### Records for this task
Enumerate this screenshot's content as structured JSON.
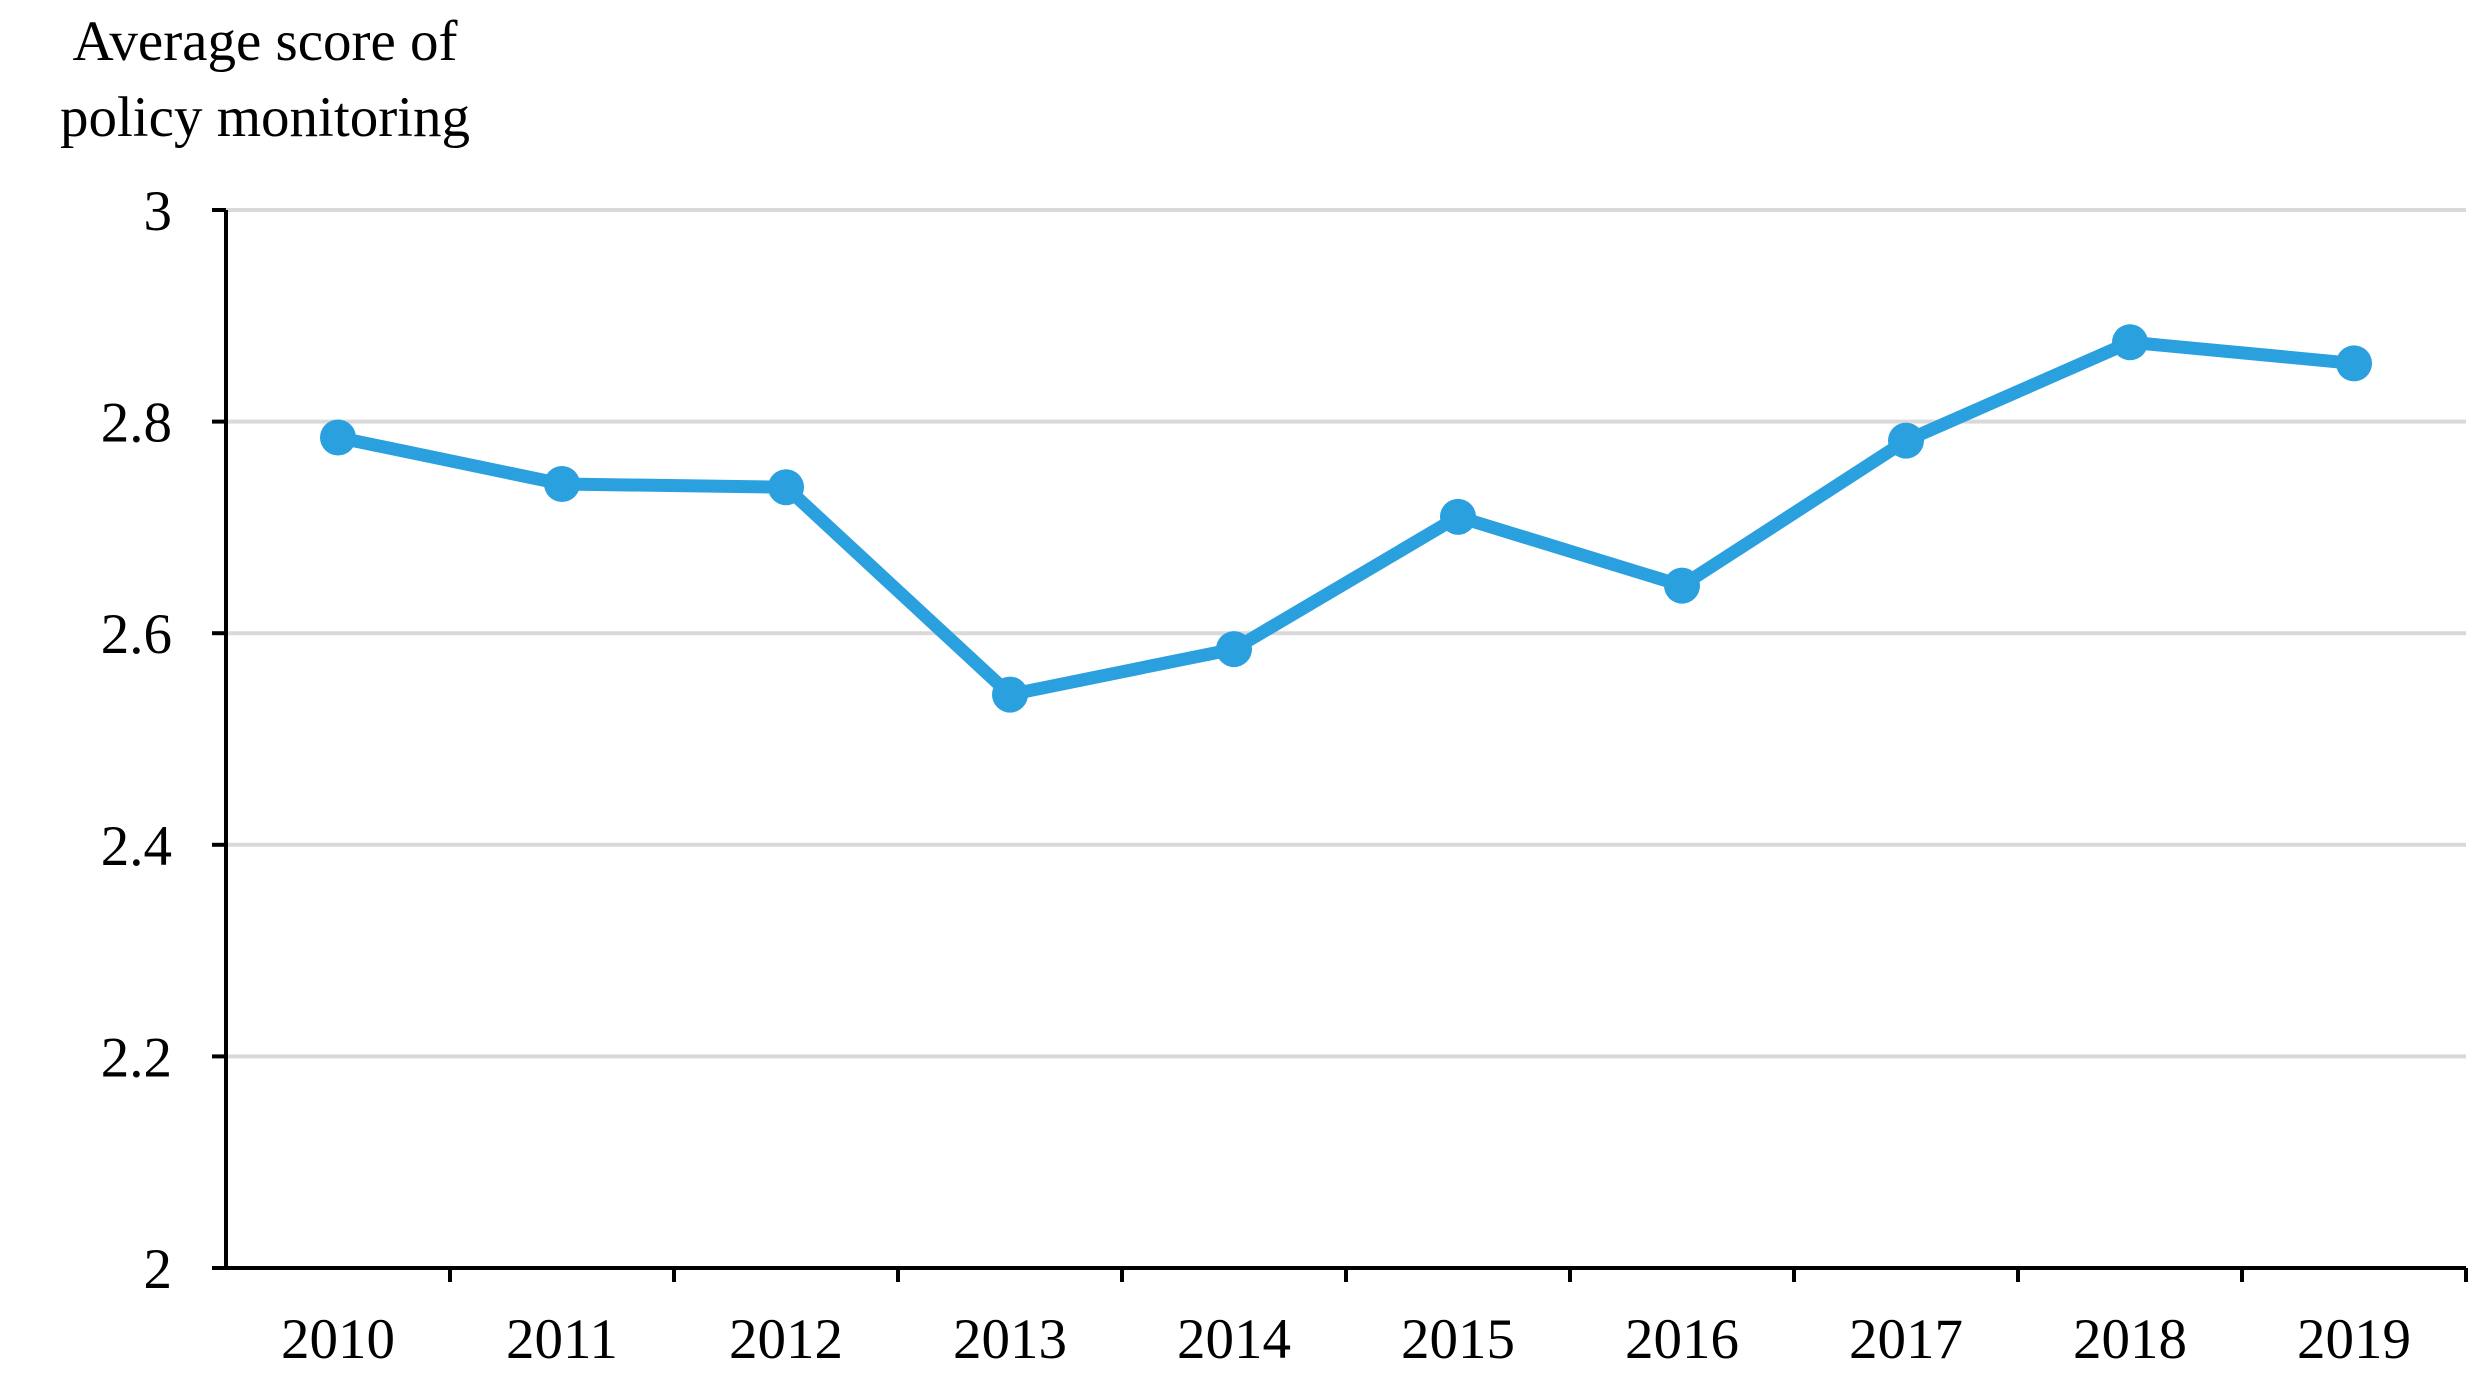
{
  "chart_data": {
    "type": "line",
    "title": "",
    "xlabel": "",
    "ylabel": [
      "Average score of",
      "policy monitoring"
    ],
    "categories": [
      "2010",
      "2011",
      "2012",
      "2013",
      "2014",
      "2015",
      "2016",
      "2017",
      "2018",
      "2019"
    ],
    "series": [
      {
        "values": [
          2.785,
          2.741,
          2.738,
          2.542,
          2.585,
          2.71,
          2.645,
          2.782,
          2.875,
          2.855
        ],
        "color": "#2aa0de",
        "marker": "circle"
      }
    ],
    "ylim": [
      2,
      3
    ],
    "yticks": [
      "2",
      "2.2",
      "2.4",
      "2.6",
      "2.8",
      "3"
    ],
    "grid": true,
    "gridColor": "#d9d9d9",
    "legend": "none"
  }
}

### Requirements
Reproduce the entries above exactly. Do not include the images.

### Task answer
Enumerate this screenshot's content as structured JSON.
{
  "chart_data": {
    "type": "line",
    "title": "",
    "xlabel": "",
    "ylabel": [
      "Average score of",
      "policy monitoring"
    ],
    "categories": [
      "2010",
      "2011",
      "2012",
      "2013",
      "2014",
      "2015",
      "2016",
      "2017",
      "2018",
      "2019"
    ],
    "series": [
      {
        "values": [
          2.785,
          2.741,
          2.738,
          2.542,
          2.585,
          2.71,
          2.645,
          2.782,
          2.875,
          2.855
        ],
        "color": "#2aa0de",
        "marker": "circle"
      }
    ],
    "ylim": [
      2,
      3
    ],
    "yticks": [
      "2",
      "2.2",
      "2.4",
      "2.6",
      "2.8",
      "3"
    ],
    "grid": true,
    "gridColor": "#d9d9d9",
    "legend": "none"
  }
}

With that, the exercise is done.